◆ Exercise task
From the material below, list every line containing "الإيكيغاي".

◆ Task data

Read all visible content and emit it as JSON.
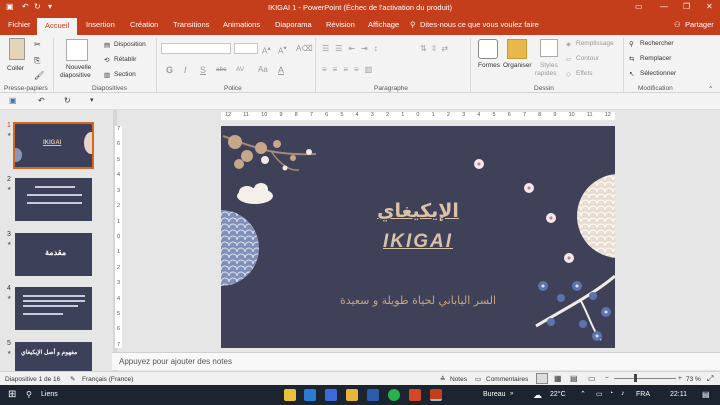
{
  "window": {
    "title": "IKIGAI 1 - PowerPoint (Échec de l'activation du produit)",
    "share": "Partager",
    "share_icon": "person-icon"
  },
  "tabs": [
    "Fichier",
    "Accueil",
    "Insertion",
    "Création",
    "Transitions",
    "Animations",
    "Diaporama",
    "Révision",
    "Affichage"
  ],
  "tell_me": "Dites-nous ce que vous voulez faire",
  "ribbon": {
    "paste": "Coller",
    "new_slide_1": "Nouvelle",
    "new_slide_2": "diapositive",
    "layout": "Disposition",
    "reset": "Rétablir",
    "section": "Section",
    "shapes": "Formes",
    "arrange": "Organiser",
    "styles_1": "Styles",
    "styles_2": "rapides",
    "fill": "Remplissage",
    "outline": "Contour",
    "effects": "Effets",
    "find": "Rechercher",
    "replace": "Remplacer",
    "select": "Sélectionner",
    "groups": {
      "clipboard": "Presse-papiers",
      "slides": "Diapositives",
      "font": "Police",
      "paragraph": "Paragraphe",
      "drawing": "Dessin",
      "editing": "Modification"
    },
    "font_buttons": [
      "G",
      "I",
      "S",
      "abc",
      "AV",
      "Aa",
      "A"
    ]
  },
  "ruler_h": [
    "12",
    "11",
    "10",
    "9",
    "8",
    "7",
    "6",
    "5",
    "4",
    "3",
    "2",
    "1",
    "0",
    "1",
    "2",
    "3",
    "4",
    "5",
    "6",
    "7",
    "8",
    "9",
    "10",
    "11",
    "12"
  ],
  "ruler_v": [
    "7",
    "6",
    "5",
    "4",
    "3",
    "2",
    "1",
    "0",
    "1",
    "2",
    "3",
    "4",
    "5",
    "6",
    "7"
  ],
  "thumbnails": [
    {
      "num": "1",
      "title": "IKIGAI"
    },
    {
      "num": "2",
      "title": ""
    },
    {
      "num": "3",
      "title": "مقدمة"
    },
    {
      "num": "4",
      "title": ""
    },
    {
      "num": "5",
      "title": "مفهوم و أصل الإيكيغاي"
    }
  ],
  "slide": {
    "title_ar": "الإيكيغاي",
    "title_en": "IKIGAI",
    "subtitle_ar": "السر الياباني لحياة طويلة و سعيدة"
  },
  "notes_placeholder": "Appuyez pour ajouter des notes",
  "status": {
    "slide_of": "Diapositive 1 de 16",
    "language": "Français (France)",
    "notes": "Notes",
    "comments": "Commentaires",
    "zoom": "73 %"
  },
  "taskbar": {
    "search": "Liens",
    "desktop": "Bureau",
    "weather": "22°C",
    "lang": "FRA",
    "time": "22:11"
  },
  "colors": {
    "accent": "#c43e1c",
    "slide_bg": "#3e4158",
    "title_color": "#d9c2a8"
  }
}
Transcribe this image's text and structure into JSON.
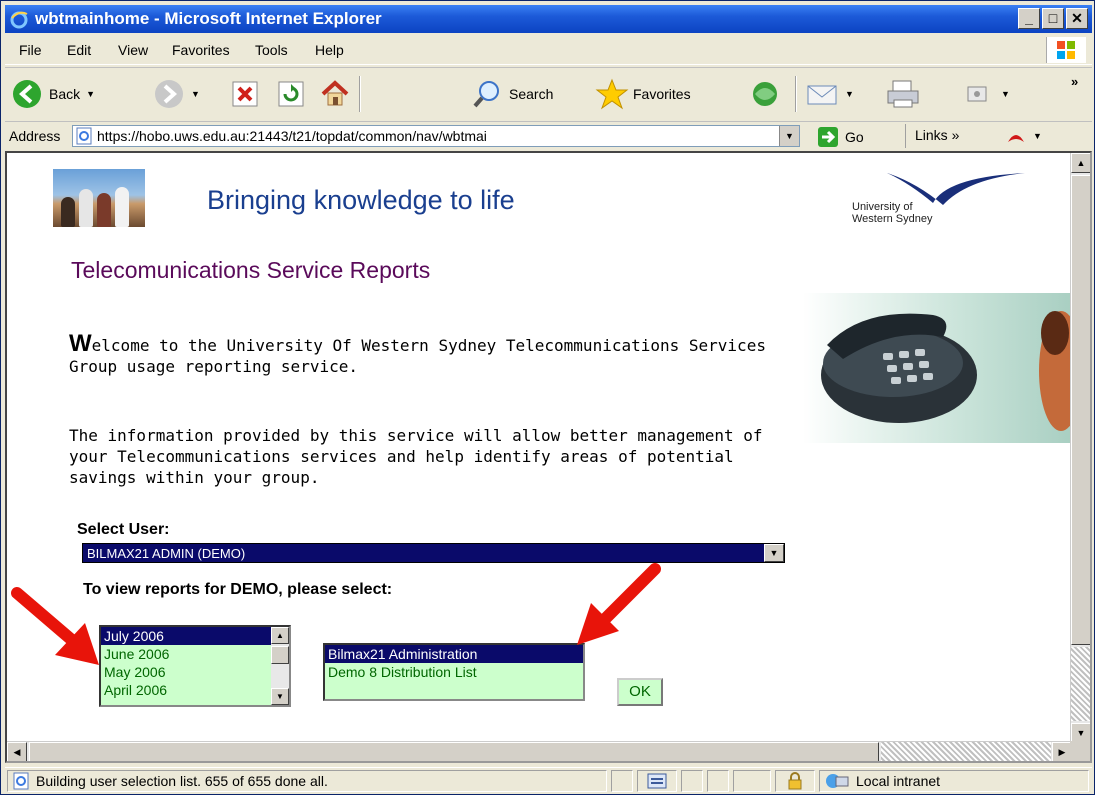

◆ Result
      "title": "مفهوم و أصل الإيكيغاي"
    "title_ar": "الإيكيغاي",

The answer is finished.